● **Exercise requirements**
Go through the material below and copy all lines with "Wanderlust".

[Dataset items]

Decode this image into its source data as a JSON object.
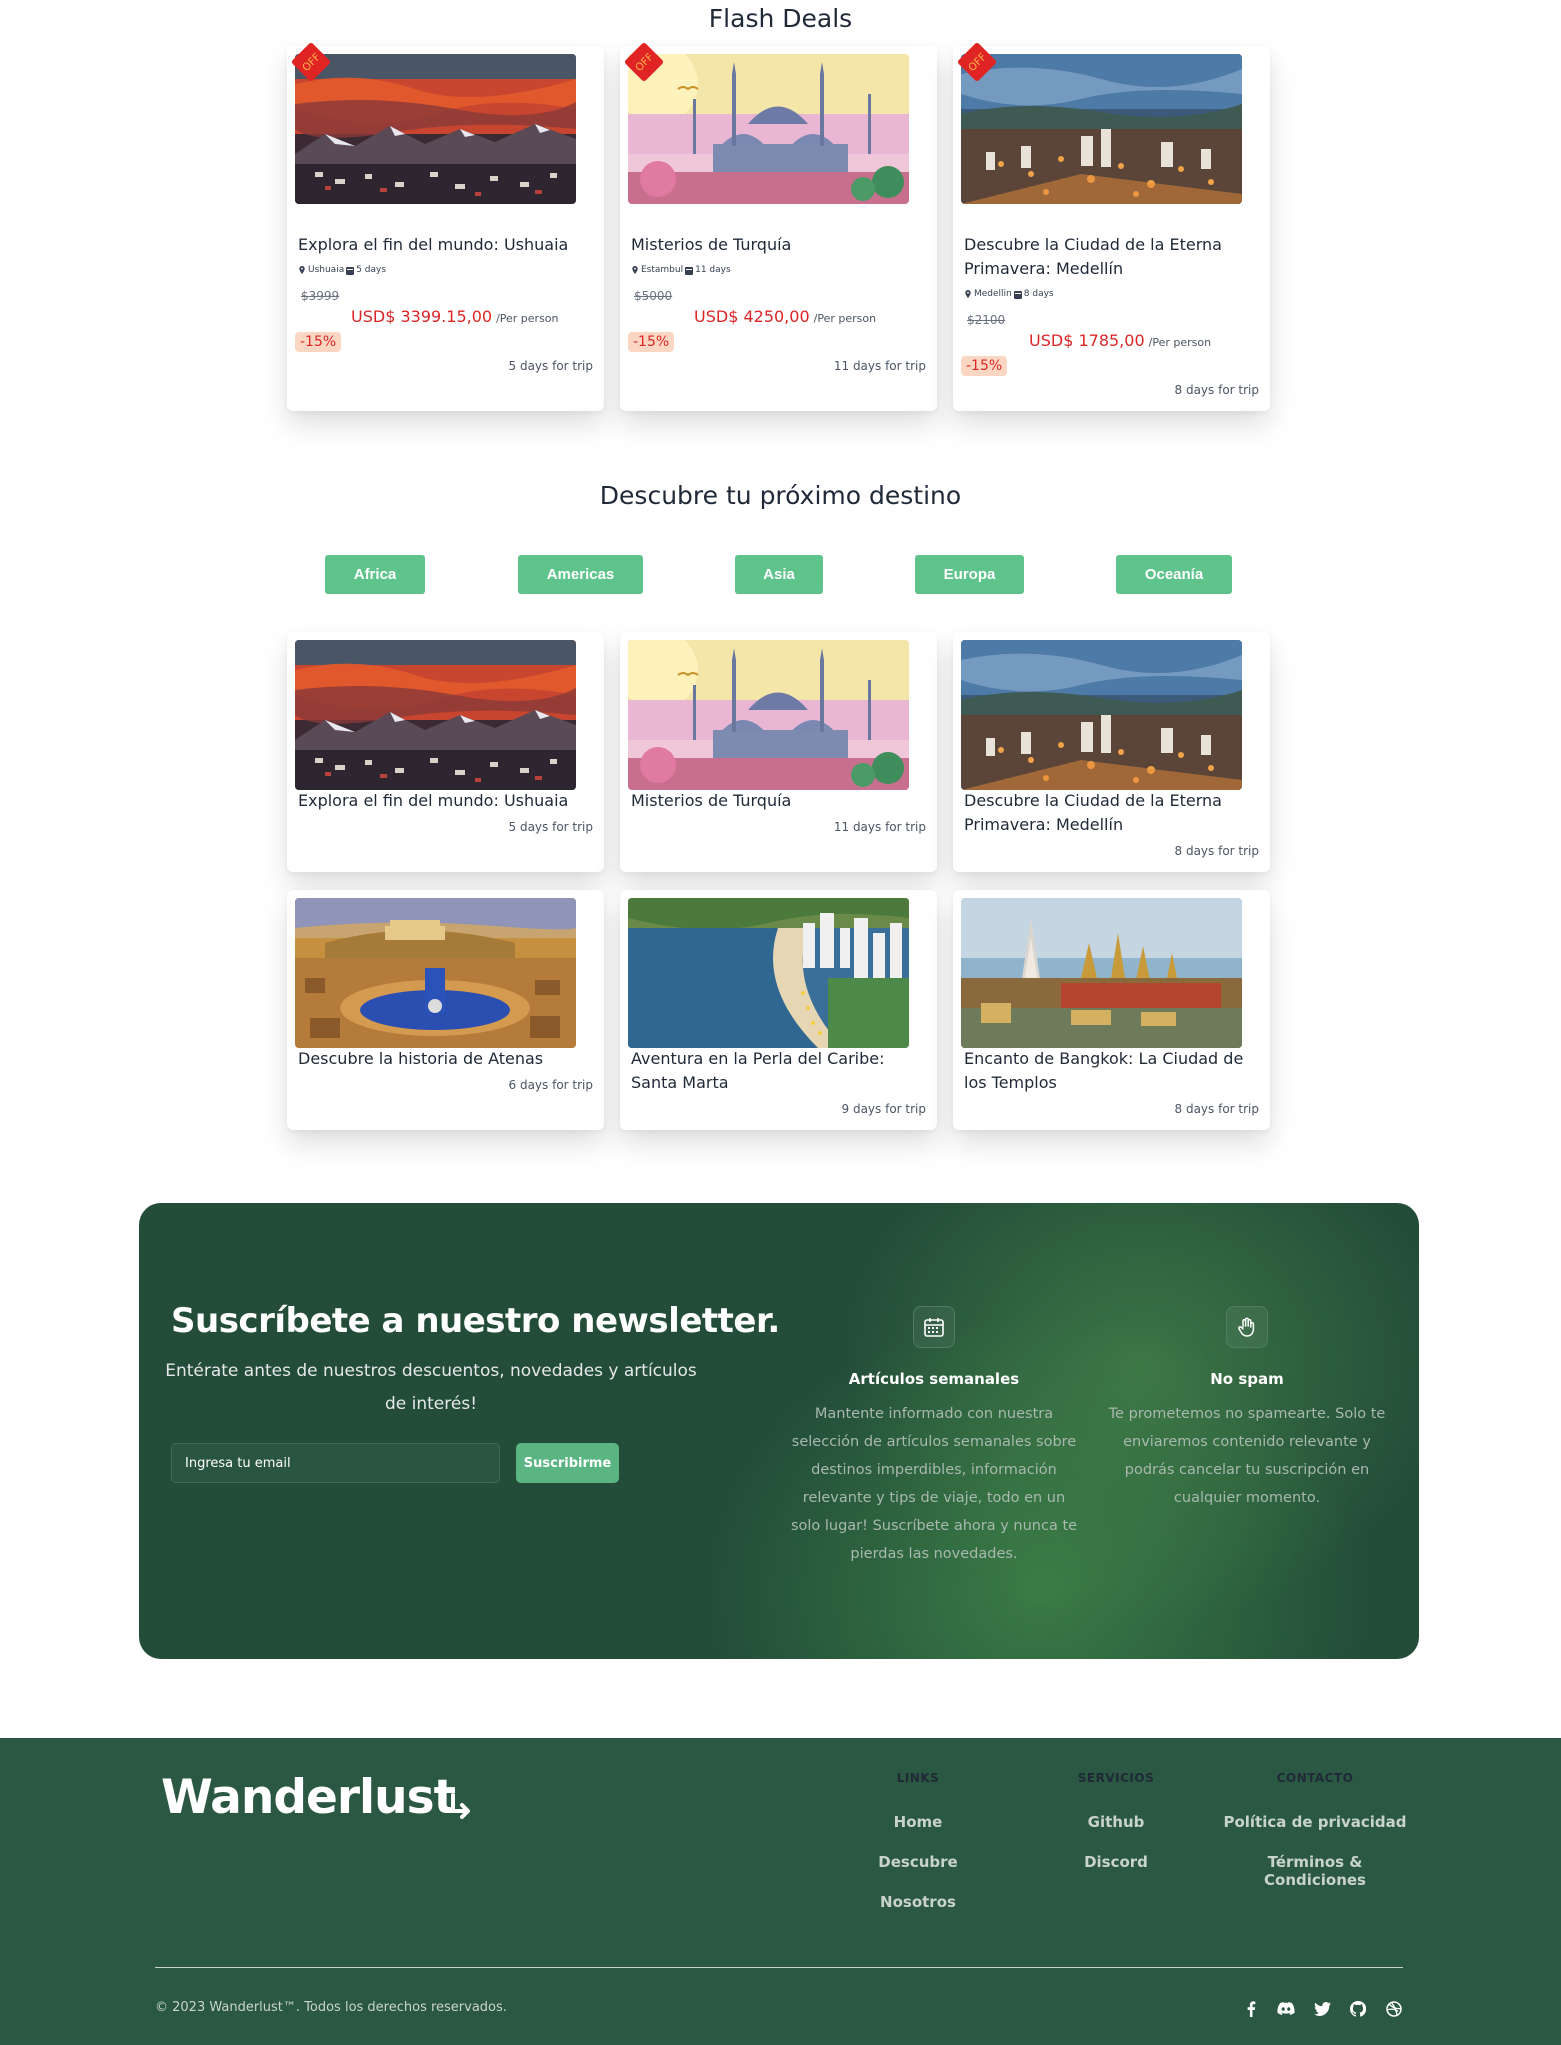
{
  "flash": {
    "title": "Flash Deals",
    "off_label": "OFF",
    "cards": [
      {
        "title": "Explora el fin del mundo: Ushuaia",
        "location": "Ushuaia",
        "duration": "5 days",
        "old_price": "$3999",
        "price": "USD$ 3399.15,00",
        "per": "/Per person",
        "discount": "-15%",
        "days": "5 days for trip"
      },
      {
        "title": "Misterios de Turquía",
        "location": "Estambul",
        "duration": "11 days",
        "old_price": "$5000",
        "price": "USD$ 4250,00",
        "per": "/Per person",
        "discount": "-15%",
        "days": "11 days for trip"
      },
      {
        "title": "Descubre la Ciudad de la Eterna Primavera: Medellín",
        "location": "Medellin",
        "duration": "8 days",
        "old_price": "$2100",
        "price": "USD$ 1785,00",
        "per": "/Per person",
        "discount": "-15%",
        "days": "8 days for trip"
      }
    ]
  },
  "destinations": {
    "title": "Descubre tu próximo destino",
    "regions": [
      "Africa",
      "Americas",
      "Asia",
      "Europa",
      "Oceanía"
    ],
    "cards": [
      {
        "title": "Explora el fin del mundo: Ushuaia",
        "days": "5 days for trip"
      },
      {
        "title": "Misterios de Turquía",
        "days": "11 days for trip"
      },
      {
        "title": "Descubre la Ciudad de la Eterna Primavera: Medellín",
        "days": "8 days for trip"
      },
      {
        "title": "Descubre la historia de Atenas",
        "days": "6 days for trip"
      },
      {
        "title": "Aventura en la Perla del Caribe: Santa Marta",
        "days": "9 days for trip"
      },
      {
        "title": "Encanto de Bangkok: La Ciudad de los Templos",
        "days": "8 days for trip"
      }
    ]
  },
  "newsletter": {
    "title": "Suscríbete a nuestro newsletter.",
    "subtitle": "Entérate antes de nuestros descuentos, novedades y artículos de interés!",
    "input_placeholder": "Ingresa tu email",
    "button": "Suscribirme",
    "features": [
      {
        "icon": "calendar-icon",
        "title": "Artículos semanales",
        "text": "Mantente informado con nuestra selección de artículos semanales sobre destinos imperdibles, información relevante y tips de viaje, todo en un solo lugar! Suscríbete ahora y nunca te pierdas las novedades."
      },
      {
        "icon": "hand-icon",
        "title": "No spam",
        "text": "Te prometemos no spamearte. Solo te enviaremos contenido relevante y podrás cancelar tu suscripción en cualquier momento."
      }
    ]
  },
  "footer": {
    "logo": "Wanderlust",
    "columns": [
      {
        "heading": "LINKS",
        "links": [
          "Home",
          "Descubre",
          "Nosotros"
        ]
      },
      {
        "heading": "SERVICIOS",
        "links": [
          "Github",
          "Discord"
        ]
      },
      {
        "heading": "CONTACTO",
        "links": [
          "Política de privacidad",
          "Términos & Condiciones"
        ]
      }
    ],
    "copyright": "© 2023 Wanderlust™. Todos los derechos reservados.",
    "social": [
      "facebook-icon",
      "discord-icon",
      "twitter-icon",
      "github-icon",
      "dribbble-icon"
    ]
  },
  "colors": {
    "accent": "#5fc48b",
    "price": "#dc2626",
    "newsletter_bg": "#234d39",
    "footer_bg": "#2b5842"
  }
}
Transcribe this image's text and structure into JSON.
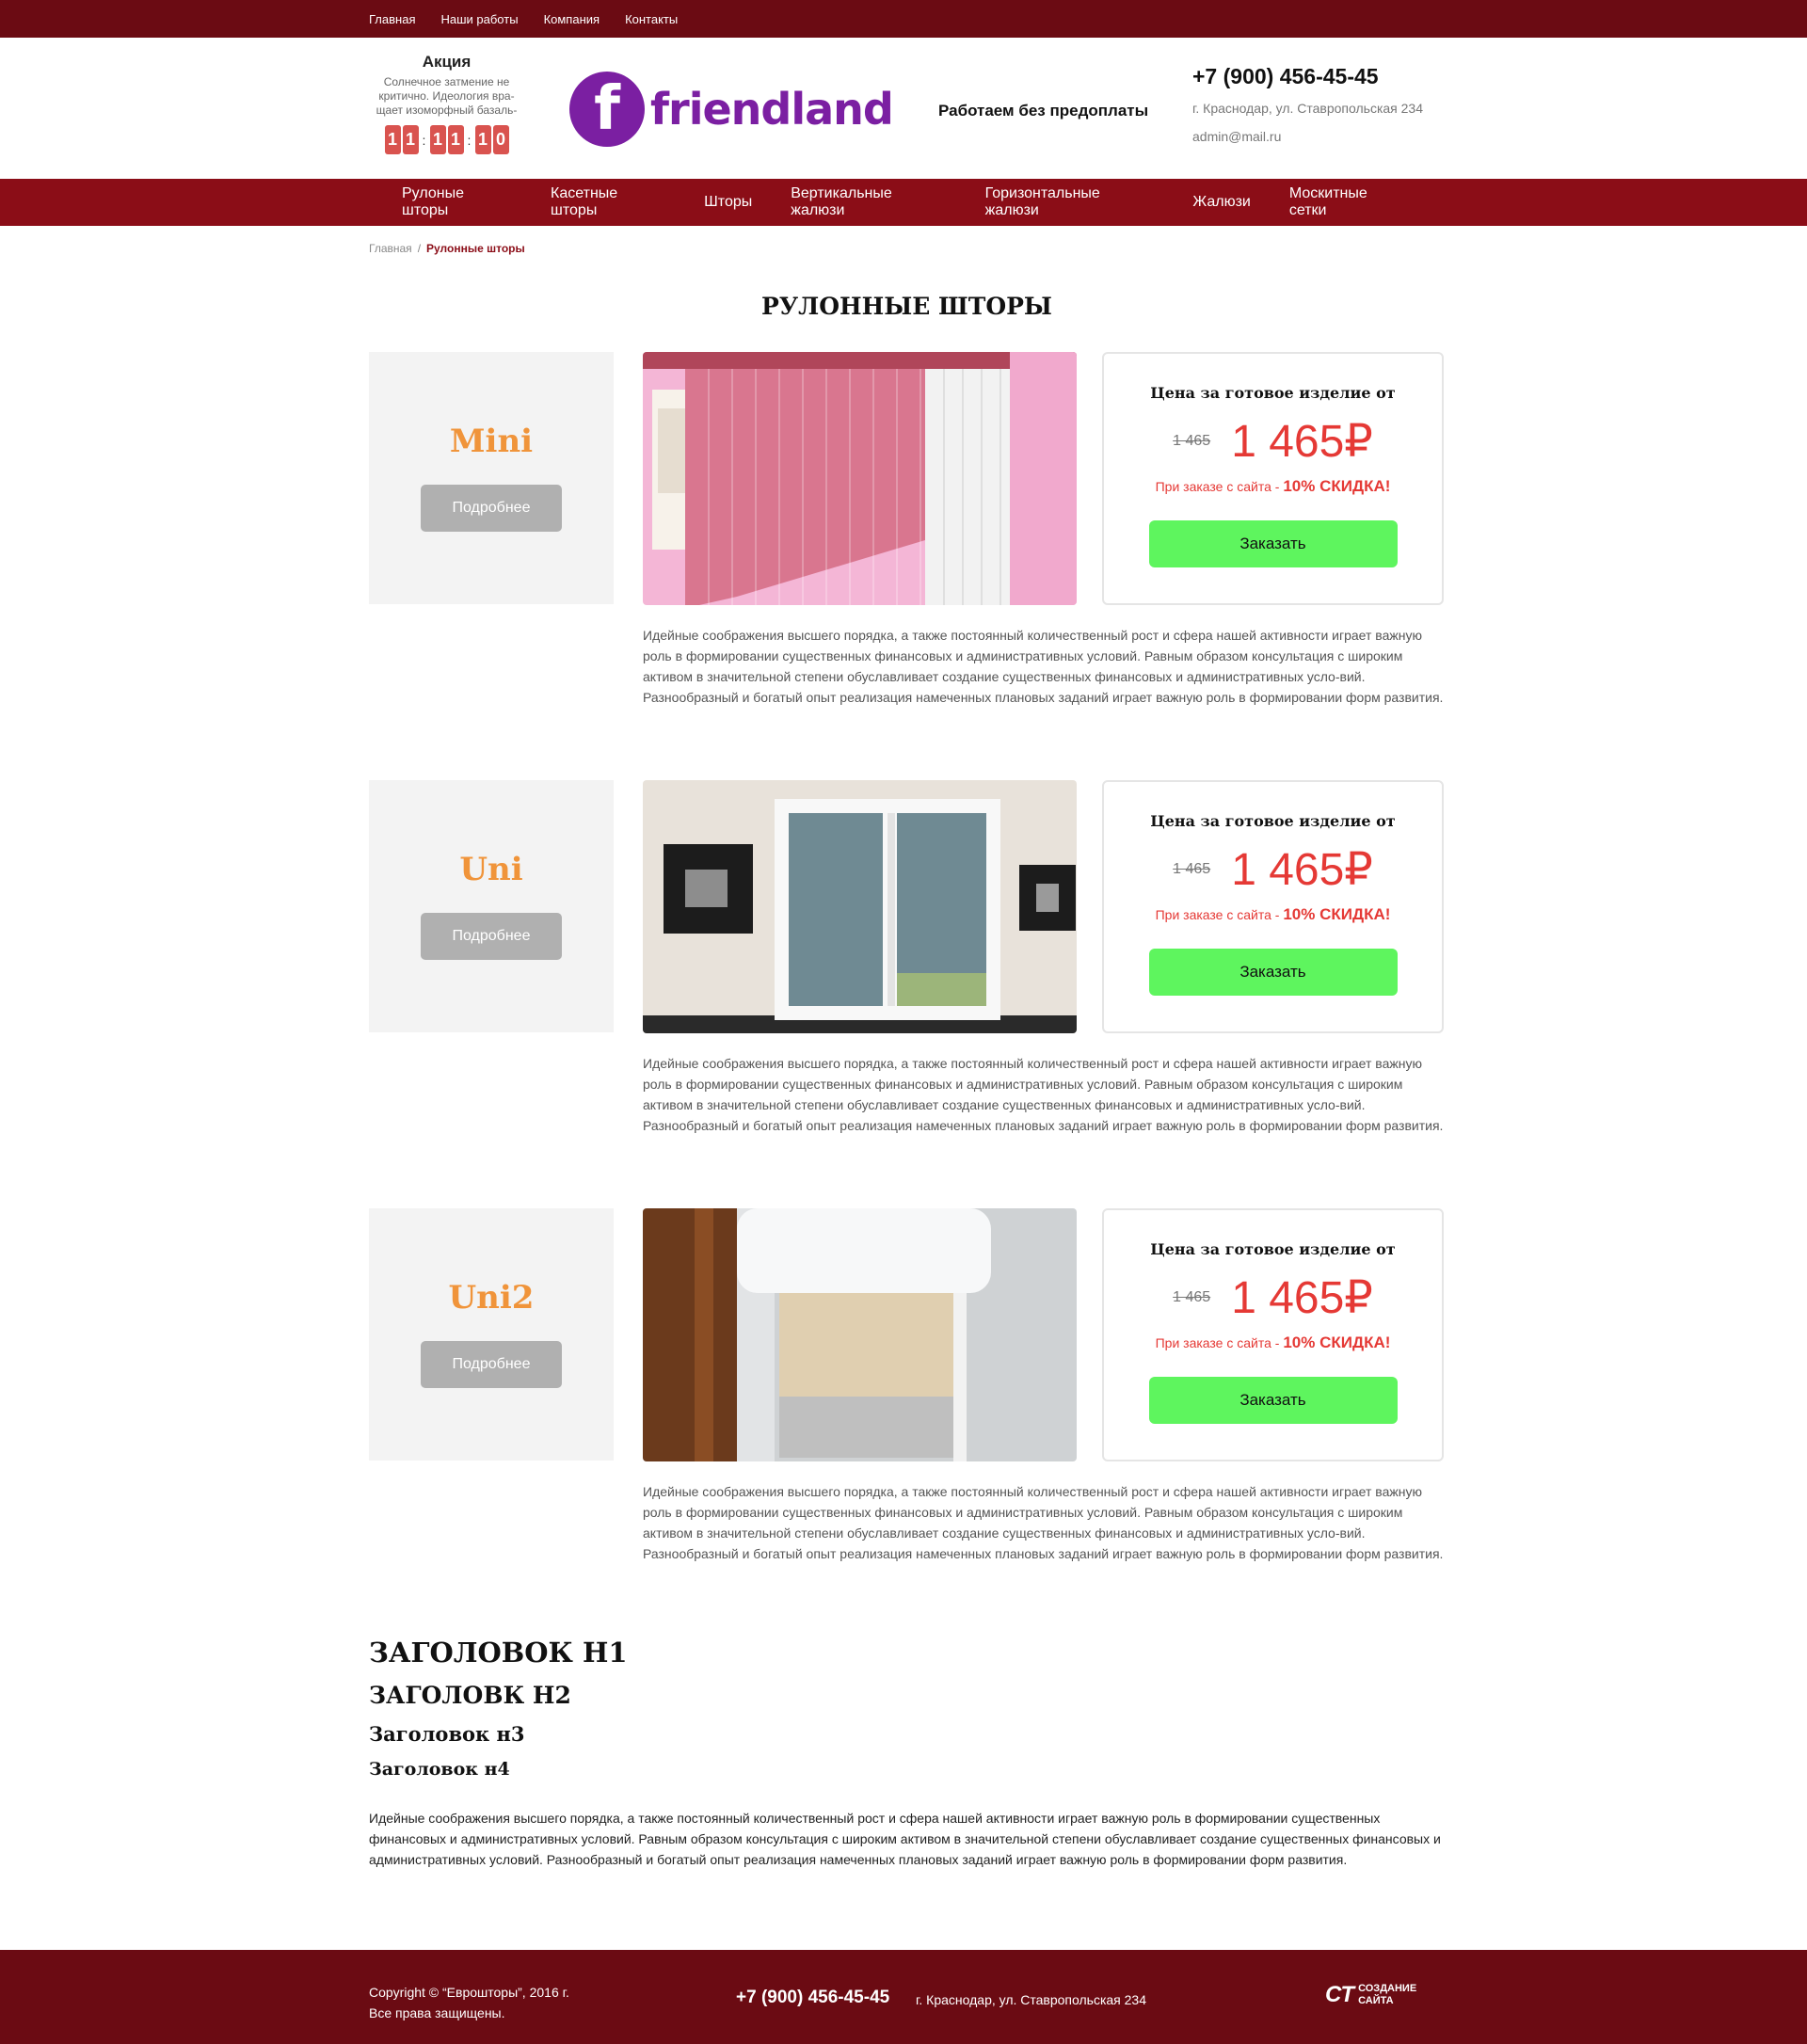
{
  "topbar": {
    "links": [
      "Главная",
      "Наши работы",
      "Компания",
      "Контакты"
    ]
  },
  "header": {
    "promo_title": "Акция",
    "promo_text": "Солнечное затмение не критично. Идеология вра-щает изоморфный базаль-",
    "timer": [
      "1",
      "1",
      "1",
      "1",
      "1",
      "0"
    ],
    "logo_text": "friendland",
    "slogan": "Работаем без предоплаты",
    "phone": "+7 (900) 456-45-45",
    "address": "г. Краснодар, ул. Ставропольская 234",
    "email": "admin@mail.ru"
  },
  "nav": {
    "items": [
      "Рулоные шторы",
      "Касетные шторы",
      "Шторы",
      "Вертикальные жалюзи",
      "Горизонтальные жалюзи",
      "Жалюзи",
      "Москитные сетки"
    ]
  },
  "breadcrumbs": {
    "home": "Главная",
    "separator": "/",
    "current": "Рулонные шторы"
  },
  "page_title": "РУЛОННЫЕ ШТОРЫ",
  "products": [
    {
      "name": "Mini",
      "more": "Подробнее",
      "price_label": "Цена за готовое изделие от",
      "old_price": "1 465",
      "new_price": "1 465₽",
      "discount_prefix": "При заказе с сайта - ",
      "discount_value": "10% СКИДКА!",
      "order": "Заказать",
      "description": "Идейные соображения высшего порядка, а также постоянный количественный рост и сфера нашей активности играет важную роль в формировании существенных финансовых и административных условий. Равным образом консультация с широким активом в значительной степени обуславливает создание существенных финансовых и административных усло-вий. Разнообразный и богатый опыт реализация намеченных плановых заданий играет важную роль в формировании форм развития."
    },
    {
      "name": "Uni",
      "more": "Подробнее",
      "price_label": "Цена за готовое изделие от",
      "old_price": "1 465",
      "new_price": "1 465₽",
      "discount_prefix": "При заказе с сайта - ",
      "discount_value": "10% СКИДКА!",
      "order": "Заказать",
      "description": "Идейные соображения высшего порядка, а также постоянный количественный рост и сфера нашей активности играет важную роль в формировании существенных финансовых и административных условий. Равным образом консультация с широким активом в значительной степени обуславливает создание существенных финансовых и административных усло-вий. Разнообразный и богатый опыт реализация намеченных плановых заданий играет важную роль в формировании форм развития."
    },
    {
      "name": "Uni2",
      "more": "Подробнее",
      "price_label": "Цена за готовое изделие от",
      "old_price": "1 465",
      "new_price": "1 465₽",
      "discount_prefix": "При заказе с сайта - ",
      "discount_value": "10% СКИДКА!",
      "order": "Заказать",
      "description": "Идейные соображения высшего порядка, а также постоянный количественный рост и сфера нашей активности играет важную роль в формировании существенных финансовых и административных условий. Равным образом консультация с широким активом в значительной степени обуславливает создание существенных финансовых и административных усло-вий. Разнообразный и богатый опыт реализация намеченных плановых заданий играет важную роль в формировании форм развития."
    }
  ],
  "headings": {
    "h1": "ЗАГОЛОВОК Н1",
    "h2": "ЗАГОЛОВК Н2",
    "h3": "Заголовок н3",
    "h4": "Заголовок н4",
    "text": "Идейные соображения высшего порядка, а также постоянный количественный рост и сфера нашей активности играет важную роль в формировании существенных финансовых и административных условий. Равным образом консультация с широким активом в значительной степени обуславливает создание существенных финансовых и административных условий. Разнообразный и богатый опыт реализация намеченных плановых заданий играет важную роль в формировании форм развития."
  },
  "footer": {
    "copyright": "Copyright © “Еврошторы”, 2016 г.",
    "rights": "Все права защищены.",
    "phone": "+7 (900) 456-45-45",
    "address": "г. Краснодар, ул. Ставропольская 234",
    "dev_mark": "СТ",
    "dev_line1": "СОЗДАНИЕ",
    "dev_line2": "САЙТА"
  },
  "colors": {
    "topbar": "#6b0b13",
    "nav": "#8b0d17",
    "accent_orange": "#f0943a",
    "price_red": "#e53935",
    "order_green": "#5ef55e"
  }
}
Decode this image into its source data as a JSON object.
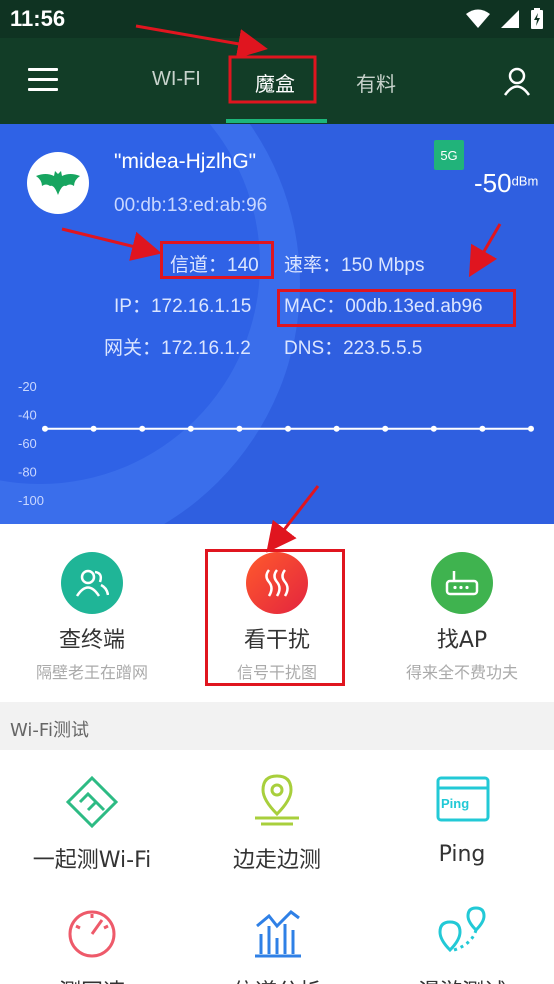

● **Result below**
    "logo": "Wanderlust",
    "copyright": "© 2023 Wanderlust™. Todos los derechos reservados.",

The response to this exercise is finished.